• _Work instructions_: For each line below that contains the string "muted", copy that line.

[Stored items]
▶
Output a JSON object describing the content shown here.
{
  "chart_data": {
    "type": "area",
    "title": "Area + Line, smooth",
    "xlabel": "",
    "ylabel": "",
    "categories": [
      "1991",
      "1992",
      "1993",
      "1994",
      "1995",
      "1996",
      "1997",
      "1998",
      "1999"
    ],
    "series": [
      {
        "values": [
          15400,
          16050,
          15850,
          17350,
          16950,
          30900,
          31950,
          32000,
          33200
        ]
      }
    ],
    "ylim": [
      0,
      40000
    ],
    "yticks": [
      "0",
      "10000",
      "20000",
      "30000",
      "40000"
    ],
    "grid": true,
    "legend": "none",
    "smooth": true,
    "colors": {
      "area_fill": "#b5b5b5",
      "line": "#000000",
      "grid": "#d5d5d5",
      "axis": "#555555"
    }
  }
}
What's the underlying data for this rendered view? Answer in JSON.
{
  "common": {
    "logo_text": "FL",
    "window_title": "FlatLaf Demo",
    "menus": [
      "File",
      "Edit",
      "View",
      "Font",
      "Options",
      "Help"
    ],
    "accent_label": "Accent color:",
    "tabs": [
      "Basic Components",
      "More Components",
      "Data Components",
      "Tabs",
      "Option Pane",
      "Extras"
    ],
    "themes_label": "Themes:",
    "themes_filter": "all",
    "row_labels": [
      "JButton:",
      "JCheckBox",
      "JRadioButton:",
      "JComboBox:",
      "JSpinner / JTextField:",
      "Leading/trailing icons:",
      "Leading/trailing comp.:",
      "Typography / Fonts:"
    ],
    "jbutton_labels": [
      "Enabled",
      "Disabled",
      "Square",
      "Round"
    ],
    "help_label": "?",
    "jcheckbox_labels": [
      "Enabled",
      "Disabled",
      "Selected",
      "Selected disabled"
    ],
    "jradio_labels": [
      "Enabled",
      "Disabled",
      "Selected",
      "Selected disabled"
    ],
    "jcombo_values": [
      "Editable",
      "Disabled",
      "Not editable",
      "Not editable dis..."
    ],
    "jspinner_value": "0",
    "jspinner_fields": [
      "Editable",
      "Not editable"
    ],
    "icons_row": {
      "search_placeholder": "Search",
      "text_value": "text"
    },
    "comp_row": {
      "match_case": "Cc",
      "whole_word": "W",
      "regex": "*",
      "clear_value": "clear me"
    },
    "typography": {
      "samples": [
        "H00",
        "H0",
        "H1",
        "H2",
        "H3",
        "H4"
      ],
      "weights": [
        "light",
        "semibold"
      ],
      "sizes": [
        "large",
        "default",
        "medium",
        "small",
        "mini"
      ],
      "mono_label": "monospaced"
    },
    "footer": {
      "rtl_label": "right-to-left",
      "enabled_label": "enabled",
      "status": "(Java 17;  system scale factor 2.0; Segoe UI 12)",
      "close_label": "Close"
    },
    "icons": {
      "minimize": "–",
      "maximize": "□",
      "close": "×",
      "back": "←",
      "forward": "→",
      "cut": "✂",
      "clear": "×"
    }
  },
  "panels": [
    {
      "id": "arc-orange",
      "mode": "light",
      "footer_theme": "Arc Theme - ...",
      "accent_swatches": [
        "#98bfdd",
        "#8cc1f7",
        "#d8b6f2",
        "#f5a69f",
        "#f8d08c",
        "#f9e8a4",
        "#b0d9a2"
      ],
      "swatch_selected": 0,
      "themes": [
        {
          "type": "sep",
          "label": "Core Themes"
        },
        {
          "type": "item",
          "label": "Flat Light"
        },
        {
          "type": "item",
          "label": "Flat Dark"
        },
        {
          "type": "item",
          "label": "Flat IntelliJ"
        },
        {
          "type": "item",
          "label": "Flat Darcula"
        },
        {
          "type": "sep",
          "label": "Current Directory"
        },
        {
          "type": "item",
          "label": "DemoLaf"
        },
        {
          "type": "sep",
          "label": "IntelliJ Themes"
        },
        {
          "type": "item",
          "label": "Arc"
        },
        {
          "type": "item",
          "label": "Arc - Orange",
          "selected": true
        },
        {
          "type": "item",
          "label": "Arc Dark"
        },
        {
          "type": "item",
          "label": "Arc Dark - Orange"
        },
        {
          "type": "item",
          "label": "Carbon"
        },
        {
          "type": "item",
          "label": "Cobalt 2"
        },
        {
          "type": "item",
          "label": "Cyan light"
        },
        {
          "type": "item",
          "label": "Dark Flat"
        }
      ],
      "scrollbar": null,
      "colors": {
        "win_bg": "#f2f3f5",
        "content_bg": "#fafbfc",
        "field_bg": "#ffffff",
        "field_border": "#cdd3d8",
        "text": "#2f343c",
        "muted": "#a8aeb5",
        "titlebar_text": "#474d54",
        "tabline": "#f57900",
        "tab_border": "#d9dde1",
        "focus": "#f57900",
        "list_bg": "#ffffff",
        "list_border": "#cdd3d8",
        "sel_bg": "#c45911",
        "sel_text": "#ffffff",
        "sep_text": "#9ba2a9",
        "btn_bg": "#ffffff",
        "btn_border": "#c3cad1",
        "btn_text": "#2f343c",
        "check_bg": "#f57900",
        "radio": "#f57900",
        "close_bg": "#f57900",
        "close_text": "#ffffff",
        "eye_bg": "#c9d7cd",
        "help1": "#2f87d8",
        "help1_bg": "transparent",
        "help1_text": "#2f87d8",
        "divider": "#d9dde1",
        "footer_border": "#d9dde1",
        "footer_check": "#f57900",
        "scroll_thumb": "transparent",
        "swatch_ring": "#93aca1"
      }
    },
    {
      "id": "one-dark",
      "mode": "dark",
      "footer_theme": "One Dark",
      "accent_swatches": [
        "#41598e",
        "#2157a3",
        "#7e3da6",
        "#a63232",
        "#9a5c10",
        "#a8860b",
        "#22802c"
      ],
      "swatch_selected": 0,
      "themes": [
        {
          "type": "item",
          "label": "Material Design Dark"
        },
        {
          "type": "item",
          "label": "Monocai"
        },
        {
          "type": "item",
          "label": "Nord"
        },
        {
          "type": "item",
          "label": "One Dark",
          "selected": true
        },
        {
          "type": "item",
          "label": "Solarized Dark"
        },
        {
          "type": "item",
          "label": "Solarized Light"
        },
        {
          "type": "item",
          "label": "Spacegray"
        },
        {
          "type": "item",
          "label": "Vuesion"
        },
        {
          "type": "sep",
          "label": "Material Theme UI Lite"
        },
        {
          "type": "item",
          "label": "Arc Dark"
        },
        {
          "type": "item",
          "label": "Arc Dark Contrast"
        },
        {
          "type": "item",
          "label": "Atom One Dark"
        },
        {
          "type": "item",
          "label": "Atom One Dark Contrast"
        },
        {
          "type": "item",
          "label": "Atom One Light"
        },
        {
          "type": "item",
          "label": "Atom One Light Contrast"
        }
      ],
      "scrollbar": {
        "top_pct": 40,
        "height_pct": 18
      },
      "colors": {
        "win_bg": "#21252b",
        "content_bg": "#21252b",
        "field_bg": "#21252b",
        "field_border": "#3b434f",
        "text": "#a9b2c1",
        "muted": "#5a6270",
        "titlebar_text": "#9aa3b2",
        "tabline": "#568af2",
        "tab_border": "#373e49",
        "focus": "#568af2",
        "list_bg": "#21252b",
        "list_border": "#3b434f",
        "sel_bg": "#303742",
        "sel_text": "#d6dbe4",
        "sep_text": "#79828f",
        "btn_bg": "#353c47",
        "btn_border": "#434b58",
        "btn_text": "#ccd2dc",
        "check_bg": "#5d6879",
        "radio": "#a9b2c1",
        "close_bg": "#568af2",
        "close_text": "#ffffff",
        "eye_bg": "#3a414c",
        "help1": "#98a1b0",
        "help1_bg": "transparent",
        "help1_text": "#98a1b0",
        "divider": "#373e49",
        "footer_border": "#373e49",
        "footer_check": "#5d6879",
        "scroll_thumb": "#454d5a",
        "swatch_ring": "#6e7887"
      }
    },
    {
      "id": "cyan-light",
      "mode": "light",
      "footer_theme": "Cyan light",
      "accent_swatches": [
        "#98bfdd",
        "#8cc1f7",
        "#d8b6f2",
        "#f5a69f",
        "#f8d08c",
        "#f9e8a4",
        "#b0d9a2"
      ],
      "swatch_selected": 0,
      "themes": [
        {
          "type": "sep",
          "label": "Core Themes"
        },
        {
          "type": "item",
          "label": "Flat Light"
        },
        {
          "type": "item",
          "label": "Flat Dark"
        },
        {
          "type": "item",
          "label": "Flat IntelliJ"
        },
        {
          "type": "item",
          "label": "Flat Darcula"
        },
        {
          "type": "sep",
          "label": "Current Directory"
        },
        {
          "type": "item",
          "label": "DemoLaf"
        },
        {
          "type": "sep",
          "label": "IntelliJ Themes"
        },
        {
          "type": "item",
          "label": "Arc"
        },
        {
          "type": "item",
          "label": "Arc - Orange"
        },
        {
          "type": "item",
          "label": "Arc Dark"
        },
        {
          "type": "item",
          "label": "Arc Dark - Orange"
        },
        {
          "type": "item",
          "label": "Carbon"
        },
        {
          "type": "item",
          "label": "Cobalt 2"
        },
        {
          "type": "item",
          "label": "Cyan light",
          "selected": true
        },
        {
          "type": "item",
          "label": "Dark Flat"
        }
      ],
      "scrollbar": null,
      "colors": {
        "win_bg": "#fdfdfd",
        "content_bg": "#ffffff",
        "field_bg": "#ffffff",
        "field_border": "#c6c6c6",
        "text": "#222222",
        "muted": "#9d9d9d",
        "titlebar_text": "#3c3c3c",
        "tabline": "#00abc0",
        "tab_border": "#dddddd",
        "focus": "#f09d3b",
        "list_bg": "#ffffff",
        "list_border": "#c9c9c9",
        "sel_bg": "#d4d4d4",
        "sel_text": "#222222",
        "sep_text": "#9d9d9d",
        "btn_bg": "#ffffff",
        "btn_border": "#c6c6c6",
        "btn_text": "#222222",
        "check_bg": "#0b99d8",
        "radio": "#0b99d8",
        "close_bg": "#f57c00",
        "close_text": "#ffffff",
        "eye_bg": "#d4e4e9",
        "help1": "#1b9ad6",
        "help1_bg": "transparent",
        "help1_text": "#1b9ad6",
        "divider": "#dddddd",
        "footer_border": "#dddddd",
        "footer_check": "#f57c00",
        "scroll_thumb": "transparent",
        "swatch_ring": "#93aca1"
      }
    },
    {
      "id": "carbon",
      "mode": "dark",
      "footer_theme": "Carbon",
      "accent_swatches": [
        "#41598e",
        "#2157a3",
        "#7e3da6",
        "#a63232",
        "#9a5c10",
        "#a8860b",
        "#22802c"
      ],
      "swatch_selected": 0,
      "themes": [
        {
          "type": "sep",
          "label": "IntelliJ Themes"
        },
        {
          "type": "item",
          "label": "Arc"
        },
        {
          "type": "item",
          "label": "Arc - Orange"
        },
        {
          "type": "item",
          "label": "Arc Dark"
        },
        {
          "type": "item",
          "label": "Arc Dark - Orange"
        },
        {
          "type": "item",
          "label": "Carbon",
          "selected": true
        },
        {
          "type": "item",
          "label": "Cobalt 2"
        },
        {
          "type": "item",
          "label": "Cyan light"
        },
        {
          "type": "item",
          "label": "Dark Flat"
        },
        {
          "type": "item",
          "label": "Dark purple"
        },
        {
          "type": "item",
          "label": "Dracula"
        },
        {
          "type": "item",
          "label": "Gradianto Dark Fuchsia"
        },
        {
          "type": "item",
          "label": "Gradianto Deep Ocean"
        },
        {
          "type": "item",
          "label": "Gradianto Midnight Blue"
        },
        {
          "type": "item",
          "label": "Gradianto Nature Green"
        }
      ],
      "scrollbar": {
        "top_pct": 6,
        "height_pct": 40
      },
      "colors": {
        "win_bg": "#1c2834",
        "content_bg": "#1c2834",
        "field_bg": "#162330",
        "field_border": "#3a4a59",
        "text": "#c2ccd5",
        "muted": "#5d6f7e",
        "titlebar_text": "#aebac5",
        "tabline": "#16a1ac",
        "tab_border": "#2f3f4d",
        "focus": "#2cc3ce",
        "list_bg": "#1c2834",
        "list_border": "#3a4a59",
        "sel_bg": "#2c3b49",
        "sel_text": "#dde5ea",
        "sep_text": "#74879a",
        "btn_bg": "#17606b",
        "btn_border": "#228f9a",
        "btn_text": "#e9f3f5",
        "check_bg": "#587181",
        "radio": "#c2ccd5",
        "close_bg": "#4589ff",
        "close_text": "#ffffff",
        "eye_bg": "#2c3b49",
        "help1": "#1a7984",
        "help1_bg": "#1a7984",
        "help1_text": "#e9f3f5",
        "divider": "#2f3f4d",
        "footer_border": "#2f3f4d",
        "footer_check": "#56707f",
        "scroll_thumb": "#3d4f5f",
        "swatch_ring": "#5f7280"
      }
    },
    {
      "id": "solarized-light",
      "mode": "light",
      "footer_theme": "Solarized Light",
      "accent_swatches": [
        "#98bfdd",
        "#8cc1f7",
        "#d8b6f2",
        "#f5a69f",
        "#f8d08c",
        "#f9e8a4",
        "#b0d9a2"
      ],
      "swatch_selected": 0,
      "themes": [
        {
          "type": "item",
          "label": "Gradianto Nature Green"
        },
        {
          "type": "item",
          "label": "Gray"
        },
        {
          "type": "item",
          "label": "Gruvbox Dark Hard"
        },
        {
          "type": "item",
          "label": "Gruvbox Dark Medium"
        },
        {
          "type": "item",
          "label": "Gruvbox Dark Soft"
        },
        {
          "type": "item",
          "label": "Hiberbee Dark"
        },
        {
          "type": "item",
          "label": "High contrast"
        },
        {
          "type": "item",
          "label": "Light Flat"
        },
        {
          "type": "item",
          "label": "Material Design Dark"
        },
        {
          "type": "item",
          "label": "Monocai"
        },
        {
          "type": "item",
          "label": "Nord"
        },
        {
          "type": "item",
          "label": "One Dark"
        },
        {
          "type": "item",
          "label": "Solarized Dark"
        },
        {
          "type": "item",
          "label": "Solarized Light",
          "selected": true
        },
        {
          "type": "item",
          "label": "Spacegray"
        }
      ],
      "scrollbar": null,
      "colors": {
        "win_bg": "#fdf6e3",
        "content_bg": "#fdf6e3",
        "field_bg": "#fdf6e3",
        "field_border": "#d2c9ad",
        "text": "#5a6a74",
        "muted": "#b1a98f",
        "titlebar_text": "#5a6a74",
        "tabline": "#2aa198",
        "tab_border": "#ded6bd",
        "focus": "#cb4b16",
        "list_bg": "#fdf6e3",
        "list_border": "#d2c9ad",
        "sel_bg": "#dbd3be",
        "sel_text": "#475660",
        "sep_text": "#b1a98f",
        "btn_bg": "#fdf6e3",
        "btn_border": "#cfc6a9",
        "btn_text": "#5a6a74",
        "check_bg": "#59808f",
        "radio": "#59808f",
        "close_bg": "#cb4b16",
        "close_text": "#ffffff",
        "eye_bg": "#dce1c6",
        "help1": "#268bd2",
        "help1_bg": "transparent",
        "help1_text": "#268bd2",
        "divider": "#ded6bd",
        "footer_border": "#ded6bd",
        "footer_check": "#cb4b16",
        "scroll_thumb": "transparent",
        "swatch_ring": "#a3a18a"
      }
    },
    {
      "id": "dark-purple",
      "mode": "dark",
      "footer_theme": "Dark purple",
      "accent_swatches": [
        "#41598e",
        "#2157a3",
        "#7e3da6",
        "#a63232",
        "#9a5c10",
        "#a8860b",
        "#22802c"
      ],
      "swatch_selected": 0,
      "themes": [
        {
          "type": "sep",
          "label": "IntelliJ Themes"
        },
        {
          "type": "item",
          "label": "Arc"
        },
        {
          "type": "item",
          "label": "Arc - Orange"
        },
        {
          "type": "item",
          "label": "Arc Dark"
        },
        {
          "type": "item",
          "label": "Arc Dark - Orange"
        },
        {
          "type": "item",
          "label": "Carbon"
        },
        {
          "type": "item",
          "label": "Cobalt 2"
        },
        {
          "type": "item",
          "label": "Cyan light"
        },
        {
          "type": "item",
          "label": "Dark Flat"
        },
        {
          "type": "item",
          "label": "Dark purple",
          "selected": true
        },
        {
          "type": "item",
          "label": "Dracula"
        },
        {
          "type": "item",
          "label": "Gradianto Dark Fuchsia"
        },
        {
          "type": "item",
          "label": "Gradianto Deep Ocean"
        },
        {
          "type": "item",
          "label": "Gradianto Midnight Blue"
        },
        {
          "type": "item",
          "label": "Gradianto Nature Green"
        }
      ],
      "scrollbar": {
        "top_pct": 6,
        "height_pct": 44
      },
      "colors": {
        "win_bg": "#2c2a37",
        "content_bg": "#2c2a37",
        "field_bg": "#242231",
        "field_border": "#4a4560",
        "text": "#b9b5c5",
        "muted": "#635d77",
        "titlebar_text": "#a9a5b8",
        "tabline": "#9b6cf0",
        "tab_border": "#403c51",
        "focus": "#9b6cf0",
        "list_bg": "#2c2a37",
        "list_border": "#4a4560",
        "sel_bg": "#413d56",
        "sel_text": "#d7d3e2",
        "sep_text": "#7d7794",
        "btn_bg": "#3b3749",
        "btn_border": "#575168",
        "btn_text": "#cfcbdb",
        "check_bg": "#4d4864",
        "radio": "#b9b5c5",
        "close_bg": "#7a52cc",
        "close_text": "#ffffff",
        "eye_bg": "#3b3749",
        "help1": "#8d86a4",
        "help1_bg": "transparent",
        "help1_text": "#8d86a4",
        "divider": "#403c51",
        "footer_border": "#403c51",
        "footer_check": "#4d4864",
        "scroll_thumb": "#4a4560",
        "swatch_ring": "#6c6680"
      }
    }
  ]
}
◀
• _Result of this task_:
        "muted": "#a8aeb5",
        "muted": "#5a6270",
        "muted": "#9d9d9d",
        "muted": "#5d6f7e",
        "muted": "#b1a98f",
        "muted": "#635d77",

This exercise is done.